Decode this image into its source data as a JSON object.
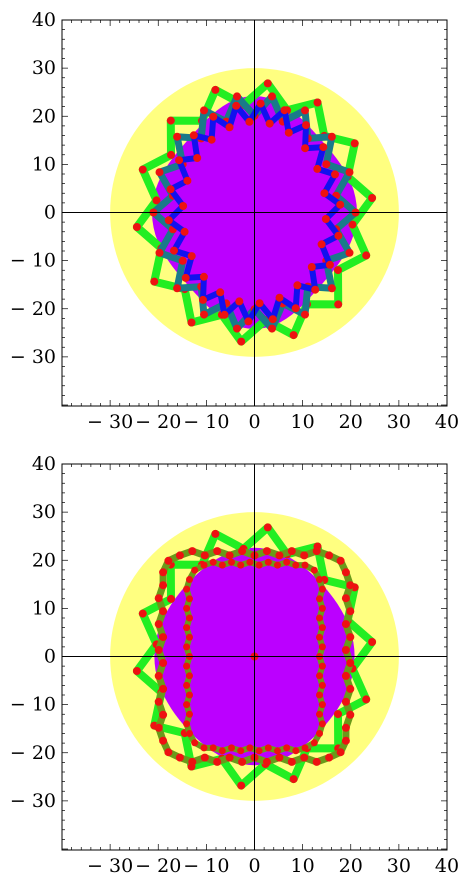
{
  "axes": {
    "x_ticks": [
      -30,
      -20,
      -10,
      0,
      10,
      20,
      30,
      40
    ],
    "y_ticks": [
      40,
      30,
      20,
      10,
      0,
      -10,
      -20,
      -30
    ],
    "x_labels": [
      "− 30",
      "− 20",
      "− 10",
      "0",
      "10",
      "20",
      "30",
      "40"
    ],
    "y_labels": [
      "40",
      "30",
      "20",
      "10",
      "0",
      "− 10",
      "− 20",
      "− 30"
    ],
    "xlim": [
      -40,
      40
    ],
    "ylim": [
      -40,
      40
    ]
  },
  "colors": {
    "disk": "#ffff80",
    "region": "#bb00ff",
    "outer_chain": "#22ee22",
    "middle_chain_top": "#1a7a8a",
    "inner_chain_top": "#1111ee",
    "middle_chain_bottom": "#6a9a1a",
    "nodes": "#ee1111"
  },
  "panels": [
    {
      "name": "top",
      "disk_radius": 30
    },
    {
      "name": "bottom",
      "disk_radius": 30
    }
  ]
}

_ _ _ _ _

● **Problem description**: Leave out the pictures and reproduce the rest of the listing exactly.

● **Written answer**:
Decode this image into its source data as a JSON object.
{
  "axes": {
    "x_ticks": [
      -30,
      -20,
      -10,
      0,
      10,
      20,
      30,
      40
    ],
    "y_ticks": [
      40,
      30,
      20,
      10,
      0,
      -10,
      -20,
      -30
    ],
    "x_labels": [
      "− 30",
      "− 20",
      "− 10",
      "0",
      "10",
      "20",
      "30",
      "40"
    ],
    "y_labels": [
      "40",
      "30",
      "20",
      "10",
      "0",
      "− 10",
      "− 20",
      "− 30"
    ],
    "xlim": [
      -40,
      40
    ],
    "ylim": [
      -40,
      40
    ]
  },
  "colors": {
    "disk": "#ffff80",
    "region": "#bb00ff",
    "outer_chain": "#22ee22",
    "middle_chain_top": "#1a7a8a",
    "inner_chain_top": "#1111ee",
    "middle_chain_bottom": "#6a9a1a",
    "nodes": "#ee1111"
  },
  "panels": [
    {
      "name": "top",
      "disk_radius": 30
    },
    {
      "name": "bottom",
      "disk_radius": 30
    }
  ]
}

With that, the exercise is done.